Items from a figure collection:
— start —

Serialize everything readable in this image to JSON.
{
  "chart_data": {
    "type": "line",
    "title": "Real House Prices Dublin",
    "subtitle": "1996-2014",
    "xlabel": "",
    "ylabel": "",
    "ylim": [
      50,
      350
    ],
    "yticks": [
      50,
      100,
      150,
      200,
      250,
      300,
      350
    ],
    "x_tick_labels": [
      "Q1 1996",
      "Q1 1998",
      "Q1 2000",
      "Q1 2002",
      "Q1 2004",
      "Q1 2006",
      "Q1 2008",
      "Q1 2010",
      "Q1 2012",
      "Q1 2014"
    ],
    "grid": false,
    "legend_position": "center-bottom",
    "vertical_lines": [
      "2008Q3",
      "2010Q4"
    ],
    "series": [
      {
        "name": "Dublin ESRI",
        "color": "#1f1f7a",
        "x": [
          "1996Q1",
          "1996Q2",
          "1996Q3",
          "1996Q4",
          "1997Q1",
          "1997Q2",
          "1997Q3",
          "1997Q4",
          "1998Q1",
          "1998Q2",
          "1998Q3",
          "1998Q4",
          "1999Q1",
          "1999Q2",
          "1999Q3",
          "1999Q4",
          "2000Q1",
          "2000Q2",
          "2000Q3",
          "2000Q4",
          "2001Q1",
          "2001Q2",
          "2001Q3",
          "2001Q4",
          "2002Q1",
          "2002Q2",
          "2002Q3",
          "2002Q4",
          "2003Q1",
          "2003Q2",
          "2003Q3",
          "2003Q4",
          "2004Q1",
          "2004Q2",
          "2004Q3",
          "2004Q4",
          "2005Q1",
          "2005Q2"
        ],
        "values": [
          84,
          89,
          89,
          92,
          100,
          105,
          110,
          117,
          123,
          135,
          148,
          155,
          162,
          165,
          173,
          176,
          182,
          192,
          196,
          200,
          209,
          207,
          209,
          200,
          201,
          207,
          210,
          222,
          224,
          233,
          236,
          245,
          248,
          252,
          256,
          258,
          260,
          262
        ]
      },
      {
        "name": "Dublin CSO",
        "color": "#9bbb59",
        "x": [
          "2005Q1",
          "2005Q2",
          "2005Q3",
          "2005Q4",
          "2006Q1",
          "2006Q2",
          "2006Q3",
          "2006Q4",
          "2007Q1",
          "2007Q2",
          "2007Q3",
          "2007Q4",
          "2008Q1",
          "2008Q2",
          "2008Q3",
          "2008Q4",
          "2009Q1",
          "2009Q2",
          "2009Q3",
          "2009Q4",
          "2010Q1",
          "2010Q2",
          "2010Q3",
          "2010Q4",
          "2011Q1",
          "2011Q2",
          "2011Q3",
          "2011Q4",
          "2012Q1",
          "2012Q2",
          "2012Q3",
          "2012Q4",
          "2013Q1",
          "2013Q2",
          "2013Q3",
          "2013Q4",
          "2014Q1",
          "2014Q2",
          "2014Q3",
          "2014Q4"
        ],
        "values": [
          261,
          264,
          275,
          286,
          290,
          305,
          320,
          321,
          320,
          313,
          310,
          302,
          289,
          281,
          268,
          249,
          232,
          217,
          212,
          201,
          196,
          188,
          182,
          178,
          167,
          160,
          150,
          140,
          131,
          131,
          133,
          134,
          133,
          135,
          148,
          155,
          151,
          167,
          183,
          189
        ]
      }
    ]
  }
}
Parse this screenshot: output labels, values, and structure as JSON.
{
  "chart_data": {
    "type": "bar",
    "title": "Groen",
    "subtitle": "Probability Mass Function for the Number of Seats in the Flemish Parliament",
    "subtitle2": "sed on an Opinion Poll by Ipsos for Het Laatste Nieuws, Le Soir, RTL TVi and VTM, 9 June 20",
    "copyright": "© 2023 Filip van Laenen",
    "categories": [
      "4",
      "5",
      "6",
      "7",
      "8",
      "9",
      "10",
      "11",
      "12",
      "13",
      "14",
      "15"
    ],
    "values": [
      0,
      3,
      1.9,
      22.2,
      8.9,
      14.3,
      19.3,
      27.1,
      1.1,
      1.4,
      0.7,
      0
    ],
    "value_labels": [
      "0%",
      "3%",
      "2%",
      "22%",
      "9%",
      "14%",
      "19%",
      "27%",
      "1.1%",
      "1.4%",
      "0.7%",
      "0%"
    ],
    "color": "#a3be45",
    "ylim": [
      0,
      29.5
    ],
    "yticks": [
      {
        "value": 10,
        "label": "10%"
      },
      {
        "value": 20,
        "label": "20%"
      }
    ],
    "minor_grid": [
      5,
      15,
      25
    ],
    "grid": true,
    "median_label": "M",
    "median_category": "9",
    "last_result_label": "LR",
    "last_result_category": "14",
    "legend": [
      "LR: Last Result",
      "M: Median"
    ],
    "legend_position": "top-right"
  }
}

— end —

WHAT THE EXERCISE ASKS: Using the listing above, say how many of its lines contain the string "this", giving nothing but the figure.

REPLY: 2